- WHAT IS BEING ASKED: Reproduce all of the material below word for word, leaving out the pictures.

- Element region listings:
>> start

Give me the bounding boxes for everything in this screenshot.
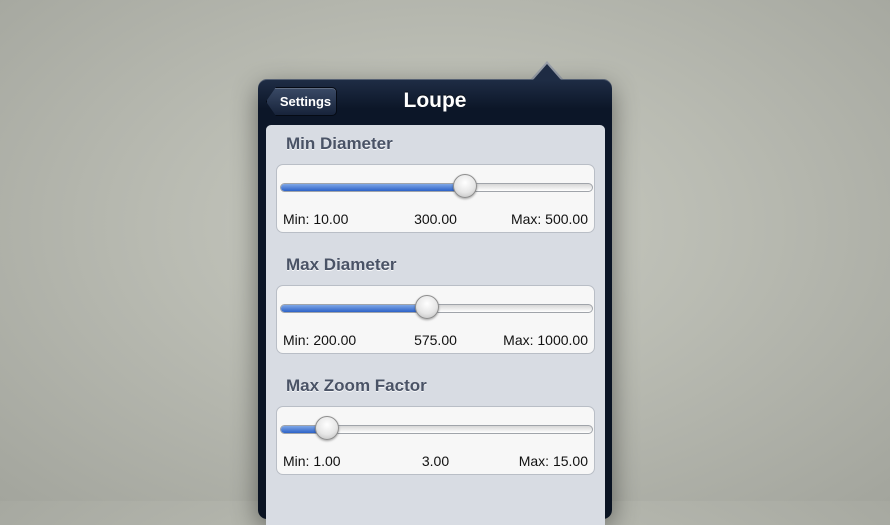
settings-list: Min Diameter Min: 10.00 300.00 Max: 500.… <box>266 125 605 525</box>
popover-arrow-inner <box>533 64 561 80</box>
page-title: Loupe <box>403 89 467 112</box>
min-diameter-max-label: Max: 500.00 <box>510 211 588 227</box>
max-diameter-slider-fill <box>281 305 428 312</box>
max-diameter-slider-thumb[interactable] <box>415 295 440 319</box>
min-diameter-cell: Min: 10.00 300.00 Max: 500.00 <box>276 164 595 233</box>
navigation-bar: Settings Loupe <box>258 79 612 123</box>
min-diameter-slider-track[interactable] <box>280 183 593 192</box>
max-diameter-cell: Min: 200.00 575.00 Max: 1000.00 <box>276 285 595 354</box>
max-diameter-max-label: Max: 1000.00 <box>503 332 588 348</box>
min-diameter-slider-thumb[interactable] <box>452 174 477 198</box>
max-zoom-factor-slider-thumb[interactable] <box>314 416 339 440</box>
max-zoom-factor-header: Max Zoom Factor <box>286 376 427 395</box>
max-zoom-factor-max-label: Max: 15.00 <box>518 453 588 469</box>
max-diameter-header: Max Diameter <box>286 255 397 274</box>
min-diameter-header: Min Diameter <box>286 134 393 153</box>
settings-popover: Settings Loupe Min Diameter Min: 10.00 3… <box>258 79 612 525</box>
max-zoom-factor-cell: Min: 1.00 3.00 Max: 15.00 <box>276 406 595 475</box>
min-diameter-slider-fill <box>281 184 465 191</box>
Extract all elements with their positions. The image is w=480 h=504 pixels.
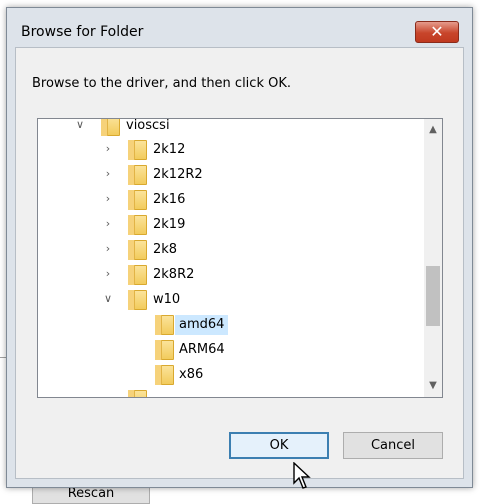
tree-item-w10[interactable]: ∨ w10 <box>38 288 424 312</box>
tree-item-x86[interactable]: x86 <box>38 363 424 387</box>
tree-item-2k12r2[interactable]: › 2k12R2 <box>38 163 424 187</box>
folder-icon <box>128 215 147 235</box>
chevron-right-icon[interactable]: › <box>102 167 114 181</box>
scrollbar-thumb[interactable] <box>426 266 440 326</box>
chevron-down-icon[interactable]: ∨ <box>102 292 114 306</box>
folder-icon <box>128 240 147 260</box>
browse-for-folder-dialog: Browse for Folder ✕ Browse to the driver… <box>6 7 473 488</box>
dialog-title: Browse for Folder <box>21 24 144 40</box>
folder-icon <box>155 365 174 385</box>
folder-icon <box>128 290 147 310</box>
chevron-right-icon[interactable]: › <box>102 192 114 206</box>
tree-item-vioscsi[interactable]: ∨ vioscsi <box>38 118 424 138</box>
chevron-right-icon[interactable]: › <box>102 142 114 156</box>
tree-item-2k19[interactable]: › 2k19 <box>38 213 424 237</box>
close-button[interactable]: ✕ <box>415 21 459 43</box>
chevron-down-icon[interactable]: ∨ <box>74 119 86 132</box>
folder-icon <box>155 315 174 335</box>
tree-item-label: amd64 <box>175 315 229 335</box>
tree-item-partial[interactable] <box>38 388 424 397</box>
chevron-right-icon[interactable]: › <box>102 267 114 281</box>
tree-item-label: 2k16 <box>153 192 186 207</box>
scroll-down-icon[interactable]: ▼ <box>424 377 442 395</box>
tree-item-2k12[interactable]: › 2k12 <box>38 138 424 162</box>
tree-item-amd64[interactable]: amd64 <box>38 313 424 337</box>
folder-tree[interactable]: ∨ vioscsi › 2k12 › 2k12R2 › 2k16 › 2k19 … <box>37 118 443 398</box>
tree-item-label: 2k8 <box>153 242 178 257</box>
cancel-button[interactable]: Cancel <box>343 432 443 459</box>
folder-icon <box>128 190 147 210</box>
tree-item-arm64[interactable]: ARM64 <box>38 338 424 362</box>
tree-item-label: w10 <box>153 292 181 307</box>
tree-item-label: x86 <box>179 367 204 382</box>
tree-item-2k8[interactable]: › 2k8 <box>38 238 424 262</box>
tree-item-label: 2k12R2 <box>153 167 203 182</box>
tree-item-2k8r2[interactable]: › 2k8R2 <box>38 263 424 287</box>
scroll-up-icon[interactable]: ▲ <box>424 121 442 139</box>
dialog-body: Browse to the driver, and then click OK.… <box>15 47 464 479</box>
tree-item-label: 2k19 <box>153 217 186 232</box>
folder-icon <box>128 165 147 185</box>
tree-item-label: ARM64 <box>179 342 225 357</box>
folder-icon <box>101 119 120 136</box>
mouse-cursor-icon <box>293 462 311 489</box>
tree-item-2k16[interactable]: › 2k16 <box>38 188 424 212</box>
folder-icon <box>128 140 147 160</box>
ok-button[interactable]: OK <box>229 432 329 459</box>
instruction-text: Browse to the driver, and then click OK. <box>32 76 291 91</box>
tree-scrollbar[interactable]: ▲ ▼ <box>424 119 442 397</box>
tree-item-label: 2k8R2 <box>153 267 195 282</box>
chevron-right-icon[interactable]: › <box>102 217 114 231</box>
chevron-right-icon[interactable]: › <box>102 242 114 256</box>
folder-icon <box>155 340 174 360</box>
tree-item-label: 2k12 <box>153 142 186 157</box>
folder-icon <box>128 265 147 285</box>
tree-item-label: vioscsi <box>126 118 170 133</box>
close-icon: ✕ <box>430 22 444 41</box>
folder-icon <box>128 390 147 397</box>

>> end

- RESULT:
Give me the bounding boxes for everything in this screenshot.
settings-list: Min Diameter Min: 10.00 300.00 Max: 500.… <box>266 125 605 525</box>
popover-arrow-inner <box>533 64 561 80</box>
page-title: Loupe <box>403 89 467 112</box>
min-diameter-max-label: Max: 500.00 <box>510 211 588 227</box>
max-diameter-slider-fill <box>281 305 428 312</box>
max-diameter-slider-thumb[interactable] <box>415 295 440 319</box>
min-diameter-cell: Min: 10.00 300.00 Max: 500.00 <box>276 164 595 233</box>
navigation-bar: Settings Loupe <box>258 79 612 123</box>
min-diameter-slider-track[interactable] <box>280 183 593 192</box>
max-diameter-cell: Min: 200.00 575.00 Max: 1000.00 <box>276 285 595 354</box>
max-diameter-max-label: Max: 1000.00 <box>503 332 588 348</box>
min-diameter-slider-thumb[interactable] <box>452 174 477 198</box>
max-zoom-factor-slider-thumb[interactable] <box>314 416 339 440</box>
max-zoom-factor-header: Max Zoom Factor <box>286 376 427 395</box>
max-zoom-factor-max-label: Max: 15.00 <box>518 453 588 469</box>
max-diameter-header: Max Diameter <box>286 255 397 274</box>
min-diameter-header: Min Diameter <box>286 134 393 153</box>
settings-popover: Settings Loupe Min Diameter Min: 10.00 3… <box>258 79 612 525</box>
max-zoom-factor-cell: Min: 1.00 3.00 Max: 15.00 <box>276 406 595 475</box>
min-diameter-slider-fill <box>281 184 465 191</box>
Extract all elements with their positions. The image is w=480 h=504 pixels.
tree-item-w10[interactable]: ∨ w10 <box>38 288 424 312</box>
tree-item-x86[interactable]: x86 <box>38 363 424 387</box>
tree-item-2k12r2[interactable]: › 2k12R2 <box>38 163 424 187</box>
folder-icon <box>128 215 147 235</box>
chevron-right-icon[interactable]: › <box>102 167 114 181</box>
scrollbar-thumb[interactable] <box>426 266 440 326</box>
chevron-down-icon[interactable]: ∨ <box>102 292 114 306</box>
folder-icon <box>128 240 147 260</box>
browse-for-folder-dialog: Browse for Folder ✕ Browse to the driver… <box>6 7 473 488</box>
dialog-title: Browse for Folder <box>21 24 144 40</box>
folder-icon <box>155 365 174 385</box>
folder-icon <box>128 290 147 310</box>
chevron-right-icon[interactable]: › <box>102 192 114 206</box>
tree-item-vioscsi[interactable]: ∨ vioscsi <box>38 118 424 138</box>
chevron-right-icon[interactable]: › <box>102 142 114 156</box>
tree-item-2k19[interactable]: › 2k19 <box>38 213 424 237</box>
close-button[interactable]: ✕ <box>415 21 459 43</box>
chevron-down-icon[interactable]: ∨ <box>74 119 86 132</box>
folder-icon <box>155 315 174 335</box>
tree-item-label: amd64 <box>175 315 229 335</box>
tree-item-partial[interactable] <box>38 388 424 397</box>
chevron-right-icon[interactable]: › <box>102 267 114 281</box>
tree-item-label: 2k16 <box>153 192 186 207</box>
scroll-down-icon[interactable]: ▼ <box>424 377 442 395</box>
tree-item-2k12[interactable]: › 2k12 <box>38 138 424 162</box>
tree-item-amd64[interactable]: amd64 <box>38 313 424 337</box>
folder-tree[interactable]: ∨ vioscsi › 2k12 › 2k12R2 › 2k16 › 2k19 … <box>37 118 443 398</box>
tree-item-label: 2k8 <box>153 242 178 257</box>
cancel-button[interactable]: Cancel <box>343 432 443 459</box>
folder-icon <box>128 190 147 210</box>
tree-item-arm64[interactable]: ARM64 <box>38 338 424 362</box>
tree-item-label: w10 <box>153 292 181 307</box>
tree-item-label: x86 <box>179 367 204 382</box>
tree-item-2k8[interactable]: › 2k8 <box>38 238 424 262</box>
tree-item-label: 2k12R2 <box>153 167 203 182</box>
tree-item-2k8r2[interactable]: › 2k8R2 <box>38 263 424 287</box>
scroll-up-icon[interactable]: ▲ <box>424 121 442 139</box>
dialog-body: Browse to the driver, and then click OK.… <box>15 47 464 479</box>
tree-item-label: 2k19 <box>153 217 186 232</box>
folder-icon <box>128 165 147 185</box>
tree-item-label: ARM64 <box>179 342 225 357</box>
folder-icon <box>101 119 120 136</box>
mouse-cursor-icon <box>293 462 311 489</box>
tree-item-2k16[interactable]: › 2k16 <box>38 188 424 212</box>
folder-icon <box>128 140 147 160</box>
ok-button[interactable]: OK <box>229 432 329 459</box>
instruction-text: Browse to the driver, and then click OK. <box>32 76 291 91</box>
tree-scrollbar[interactable]: ▲ ▼ <box>424 119 442 397</box>
tree-item-label: 2k8R2 <box>153 267 195 282</box>
chevron-right-icon[interactable]: › <box>102 217 114 231</box>
chevron-right-icon[interactable]: › <box>102 242 114 256</box>
folder-icon <box>155 340 174 360</box>
tree-item-label: 2k12 <box>153 142 186 157</box>
folder-icon <box>128 265 147 285</box>
tree-item-label: vioscsi <box>126 118 170 133</box>
close-icon: ✕ <box>430 22 444 41</box>
folder-icon <box>128 390 147 397</box>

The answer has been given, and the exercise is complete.